▶ GIVEN RECORDS
§

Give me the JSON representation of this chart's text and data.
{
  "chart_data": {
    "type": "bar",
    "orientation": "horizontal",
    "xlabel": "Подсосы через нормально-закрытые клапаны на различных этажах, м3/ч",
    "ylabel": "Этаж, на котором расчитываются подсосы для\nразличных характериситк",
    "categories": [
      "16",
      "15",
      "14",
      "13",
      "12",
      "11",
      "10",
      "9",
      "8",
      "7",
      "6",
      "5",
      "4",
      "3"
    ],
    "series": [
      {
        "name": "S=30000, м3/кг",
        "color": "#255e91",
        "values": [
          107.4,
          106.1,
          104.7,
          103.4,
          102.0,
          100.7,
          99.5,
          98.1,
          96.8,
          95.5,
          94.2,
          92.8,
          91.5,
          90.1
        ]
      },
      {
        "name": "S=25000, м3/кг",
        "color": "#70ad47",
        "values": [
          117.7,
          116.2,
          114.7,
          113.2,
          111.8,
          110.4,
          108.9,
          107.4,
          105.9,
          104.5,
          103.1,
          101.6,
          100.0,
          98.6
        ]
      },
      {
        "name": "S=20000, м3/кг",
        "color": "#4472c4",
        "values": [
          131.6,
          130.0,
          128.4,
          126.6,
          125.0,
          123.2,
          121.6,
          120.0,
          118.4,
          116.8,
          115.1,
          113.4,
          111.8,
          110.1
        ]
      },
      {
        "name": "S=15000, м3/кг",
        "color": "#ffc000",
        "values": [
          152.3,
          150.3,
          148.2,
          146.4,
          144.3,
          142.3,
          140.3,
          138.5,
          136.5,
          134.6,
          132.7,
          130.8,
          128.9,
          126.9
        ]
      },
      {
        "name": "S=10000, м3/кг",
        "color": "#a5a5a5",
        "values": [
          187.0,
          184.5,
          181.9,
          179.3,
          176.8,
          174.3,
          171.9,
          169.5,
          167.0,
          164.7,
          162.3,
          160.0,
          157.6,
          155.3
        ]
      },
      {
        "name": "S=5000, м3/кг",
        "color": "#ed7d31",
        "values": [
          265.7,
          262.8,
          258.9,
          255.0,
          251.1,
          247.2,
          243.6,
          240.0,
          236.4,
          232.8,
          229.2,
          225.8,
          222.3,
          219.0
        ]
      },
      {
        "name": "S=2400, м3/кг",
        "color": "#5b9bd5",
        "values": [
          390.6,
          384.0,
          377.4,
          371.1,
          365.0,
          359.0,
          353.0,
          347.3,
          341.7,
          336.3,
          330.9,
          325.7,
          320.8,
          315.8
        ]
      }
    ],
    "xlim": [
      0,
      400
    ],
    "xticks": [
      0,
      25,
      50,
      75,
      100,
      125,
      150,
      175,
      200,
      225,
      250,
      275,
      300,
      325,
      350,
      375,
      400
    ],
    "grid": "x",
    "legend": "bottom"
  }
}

§

Retype the records that precede this task, keeping them exactly the same.

▶ RESPONSE TO THE EXERCISE
Give me the JSON representation of this chart's text and data.
{
  "chart_data": {
    "type": "bar",
    "orientation": "horizontal",
    "xlabel": "Подсосы через нормально-закрытые клапаны на различных этажах, м3/ч",
    "ylabel": "Этаж, на котором расчитываются подсосы для\nразличных характериситк",
    "categories": [
      "16",
      "15",
      "14",
      "13",
      "12",
      "11",
      "10",
      "9",
      "8",
      "7",
      "6",
      "5",
      "4",
      "3"
    ],
    "series": [
      {
        "name": "S=30000, м3/кг",
        "color": "#255e91",
        "values": [
          107.4,
          106.1,
          104.7,
          103.4,
          102.0,
          100.7,
          99.5,
          98.1,
          96.8,
          95.5,
          94.2,
          92.8,
          91.5,
          90.1
        ]
      },
      {
        "name": "S=25000, м3/кг",
        "color": "#70ad47",
        "values": [
          117.7,
          116.2,
          114.7,
          113.2,
          111.8,
          110.4,
          108.9,
          107.4,
          105.9,
          104.5,
          103.1,
          101.6,
          100.0,
          98.6
        ]
      },
      {
        "name": "S=20000, м3/кг",
        "color": "#4472c4",
        "values": [
          131.6,
          130.0,
          128.4,
          126.6,
          125.0,
          123.2,
          121.6,
          120.0,
          118.4,
          116.8,
          115.1,
          113.4,
          111.8,
          110.1
        ]
      },
      {
        "name": "S=15000, м3/кг",
        "color": "#ffc000",
        "values": [
          152.3,
          150.3,
          148.2,
          146.4,
          144.3,
          142.3,
          140.3,
          138.5,
          136.5,
          134.6,
          132.7,
          130.8,
          128.9,
          126.9
        ]
      },
      {
        "name": "S=10000, м3/кг",
        "color": "#a5a5a5",
        "values": [
          187.0,
          184.5,
          181.9,
          179.3,
          176.8,
          174.3,
          171.9,
          169.5,
          167.0,
          164.7,
          162.3,
          160.0,
          157.6,
          155.3
        ]
      },
      {
        "name": "S=5000, м3/кг",
        "color": "#ed7d31",
        "values": [
          265.7,
          262.8,
          258.9,
          255.0,
          251.1,
          247.2,
          243.6,
          240.0,
          236.4,
          232.8,
          229.2,
          225.8,
          222.3,
          219.0
        ]
      },
      {
        "name": "S=2400, м3/кг",
        "color": "#5b9bd5",
        "values": [
          390.6,
          384.0,
          377.4,
          371.1,
          365.0,
          359.0,
          353.0,
          347.3,
          341.7,
          336.3,
          330.9,
          325.7,
          320.8,
          315.8
        ]
      }
    ],
    "xlim": [
      0,
      400
    ],
    "xticks": [
      0,
      25,
      50,
      75,
      100,
      125,
      150,
      175,
      200,
      225,
      250,
      275,
      300,
      325,
      350,
      375,
      400
    ],
    "grid": "x",
    "legend": "bottom"
  }
}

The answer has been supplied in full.